REQUEST. Your task is to print all of the data word for word.

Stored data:
>> Begin

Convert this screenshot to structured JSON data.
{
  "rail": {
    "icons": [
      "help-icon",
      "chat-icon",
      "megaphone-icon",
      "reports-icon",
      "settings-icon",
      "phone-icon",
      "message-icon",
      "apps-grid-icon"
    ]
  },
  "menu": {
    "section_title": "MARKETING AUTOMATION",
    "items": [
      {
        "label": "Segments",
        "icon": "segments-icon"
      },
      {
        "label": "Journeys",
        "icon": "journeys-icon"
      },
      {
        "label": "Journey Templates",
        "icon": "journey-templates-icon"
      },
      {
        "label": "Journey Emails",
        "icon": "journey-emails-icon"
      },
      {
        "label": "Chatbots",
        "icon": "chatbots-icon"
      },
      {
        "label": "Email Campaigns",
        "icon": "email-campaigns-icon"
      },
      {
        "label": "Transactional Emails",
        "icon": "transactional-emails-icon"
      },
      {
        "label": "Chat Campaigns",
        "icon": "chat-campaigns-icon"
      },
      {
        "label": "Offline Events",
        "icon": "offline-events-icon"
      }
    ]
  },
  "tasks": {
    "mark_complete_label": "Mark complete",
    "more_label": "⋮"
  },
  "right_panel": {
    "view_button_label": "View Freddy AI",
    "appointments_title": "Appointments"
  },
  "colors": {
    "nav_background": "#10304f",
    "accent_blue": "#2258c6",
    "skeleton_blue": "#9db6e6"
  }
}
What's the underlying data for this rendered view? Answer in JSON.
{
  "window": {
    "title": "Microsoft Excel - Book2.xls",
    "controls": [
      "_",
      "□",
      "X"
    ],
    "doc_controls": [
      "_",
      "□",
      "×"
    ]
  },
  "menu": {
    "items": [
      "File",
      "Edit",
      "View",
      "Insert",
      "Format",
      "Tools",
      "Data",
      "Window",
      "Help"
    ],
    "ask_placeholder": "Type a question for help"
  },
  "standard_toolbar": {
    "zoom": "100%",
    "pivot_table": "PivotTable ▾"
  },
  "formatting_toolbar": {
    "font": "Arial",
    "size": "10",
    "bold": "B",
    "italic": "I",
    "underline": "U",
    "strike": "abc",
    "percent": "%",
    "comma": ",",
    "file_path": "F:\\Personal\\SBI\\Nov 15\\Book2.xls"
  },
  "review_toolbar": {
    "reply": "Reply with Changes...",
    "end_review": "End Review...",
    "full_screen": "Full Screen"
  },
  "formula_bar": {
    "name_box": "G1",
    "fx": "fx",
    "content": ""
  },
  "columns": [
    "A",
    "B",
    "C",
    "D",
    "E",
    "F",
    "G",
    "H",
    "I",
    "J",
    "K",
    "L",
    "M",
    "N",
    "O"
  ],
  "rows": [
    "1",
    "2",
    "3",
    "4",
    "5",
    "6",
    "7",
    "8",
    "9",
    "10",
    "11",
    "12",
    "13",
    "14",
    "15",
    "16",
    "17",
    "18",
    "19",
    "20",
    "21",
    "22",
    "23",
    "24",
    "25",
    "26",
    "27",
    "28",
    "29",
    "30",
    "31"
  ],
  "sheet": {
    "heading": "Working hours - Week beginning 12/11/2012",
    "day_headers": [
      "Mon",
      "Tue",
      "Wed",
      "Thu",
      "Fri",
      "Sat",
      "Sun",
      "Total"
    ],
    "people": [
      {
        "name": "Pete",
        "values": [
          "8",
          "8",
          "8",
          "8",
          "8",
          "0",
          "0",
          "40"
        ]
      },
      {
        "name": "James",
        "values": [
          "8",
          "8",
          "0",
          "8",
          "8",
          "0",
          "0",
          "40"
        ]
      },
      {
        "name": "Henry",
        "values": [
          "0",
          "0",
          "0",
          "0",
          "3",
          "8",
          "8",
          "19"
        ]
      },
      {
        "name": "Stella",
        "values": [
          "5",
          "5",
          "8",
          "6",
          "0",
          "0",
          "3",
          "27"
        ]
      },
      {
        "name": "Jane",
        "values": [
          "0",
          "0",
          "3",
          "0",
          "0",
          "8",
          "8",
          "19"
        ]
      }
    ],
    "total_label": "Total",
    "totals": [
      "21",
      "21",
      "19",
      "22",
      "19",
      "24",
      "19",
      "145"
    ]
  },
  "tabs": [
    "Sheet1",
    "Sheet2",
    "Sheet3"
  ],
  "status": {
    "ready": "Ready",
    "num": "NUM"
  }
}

>> End

REPLY TO THE TASK.
Convert this screenshot to structured JSON data.
{
  "rail": {
    "icons": [
      "help-icon",
      "chat-icon",
      "megaphone-icon",
      "reports-icon",
      "settings-icon",
      "phone-icon",
      "message-icon",
      "apps-grid-icon"
    ]
  },
  "menu": {
    "section_title": "MARKETING AUTOMATION",
    "items": [
      {
        "label": "Segments",
        "icon": "segments-icon"
      },
      {
        "label": "Journeys",
        "icon": "journeys-icon"
      },
      {
        "label": "Journey Templates",
        "icon": "journey-templates-icon"
      },
      {
        "label": "Journey Emails",
        "icon": "journey-emails-icon"
      },
      {
        "label": "Chatbots",
        "icon": "chatbots-icon"
      },
      {
        "label": "Email Campaigns",
        "icon": "email-campaigns-icon"
      },
      {
        "label": "Transactional Emails",
        "icon": "transactional-emails-icon"
      },
      {
        "label": "Chat Campaigns",
        "icon": "chat-campaigns-icon"
      },
      {
        "label": "Offline Events",
        "icon": "offline-events-icon"
      }
    ]
  },
  "tasks": {
    "mark_complete_label": "Mark complete",
    "more_label": "⋮"
  },
  "right_panel": {
    "view_button_label": "View Freddy AI",
    "appointments_title": "Appointments"
  },
  "colors": {
    "nav_background": "#10304f",
    "accent_blue": "#2258c6",
    "skeleton_blue": "#9db6e6"
  }
}
What's the underlying data for this rendered view? Answer in JSON.
{
  "window": {
    "title": "Microsoft Excel - Book2.xls",
    "controls": [
      "_",
      "□",
      "X"
    ],
    "doc_controls": [
      "_",
      "□",
      "×"
    ]
  },
  "menu": {
    "items": [
      "File",
      "Edit",
      "View",
      "Insert",
      "Format",
      "Tools",
      "Data",
      "Window",
      "Help"
    ],
    "ask_placeholder": "Type a question for help"
  },
  "standard_toolbar": {
    "zoom": "100%",
    "pivot_table": "PivotTable ▾"
  },
  "formatting_toolbar": {
    "font": "Arial",
    "size": "10",
    "bold": "B",
    "italic": "I",
    "underline": "U",
    "strike": "abc",
    "percent": "%",
    "comma": ",",
    "file_path": "F:\\Personal\\SBI\\Nov 15\\Book2.xls"
  },
  "review_toolbar": {
    "reply": "Reply with Changes...",
    "end_review": "End Review...",
    "full_screen": "Full Screen"
  },
  "formula_bar": {
    "name_box": "G1",
    "fx": "fx",
    "content": ""
  },
  "columns": [
    "A",
    "B",
    "C",
    "D",
    "E",
    "F",
    "G",
    "H",
    "I",
    "J",
    "K",
    "L",
    "M",
    "N",
    "O"
  ],
  "rows": [
    "1",
    "2",
    "3",
    "4",
    "5",
    "6",
    "7",
    "8",
    "9",
    "10",
    "11",
    "12",
    "13",
    "14",
    "15",
    "16",
    "17",
    "18",
    "19",
    "20",
    "21",
    "22",
    "23",
    "24",
    "25",
    "26",
    "27",
    "28",
    "29",
    "30",
    "31"
  ],
  "sheet": {
    "heading": "Working hours - Week beginning 12/11/2012",
    "day_headers": [
      "Mon",
      "Tue",
      "Wed",
      "Thu",
      "Fri",
      "Sat",
      "Sun",
      "Total"
    ],
    "people": [
      {
        "name": "Pete",
        "values": [
          "8",
          "8",
          "8",
          "8",
          "8",
          "0",
          "0",
          "40"
        ]
      },
      {
        "name": "James",
        "values": [
          "8",
          "8",
          "0",
          "8",
          "8",
          "0",
          "0",
          "40"
        ]
      },
      {
        "name": "Henry",
        "values": [
          "0",
          "0",
          "0",
          "0",
          "3",
          "8",
          "8",
          "19"
        ]
      },
      {
        "name": "Stella",
        "values": [
          "5",
          "5",
          "8",
          "6",
          "0",
          "0",
          "3",
          "27"
        ]
      },
      {
        "name": "Jane",
        "values": [
          "0",
          "0",
          "3",
          "0",
          "0",
          "8",
          "8",
          "19"
        ]
      }
    ],
    "total_label": "Total",
    "totals": [
      "21",
      "21",
      "19",
      "22",
      "19",
      "24",
      "19",
      "145"
    ]
  },
  "tabs": [
    "Sheet1",
    "Sheet2",
    "Sheet3"
  ],
  "status": {
    "ready": "Ready",
    "num": "NUM"
  }
}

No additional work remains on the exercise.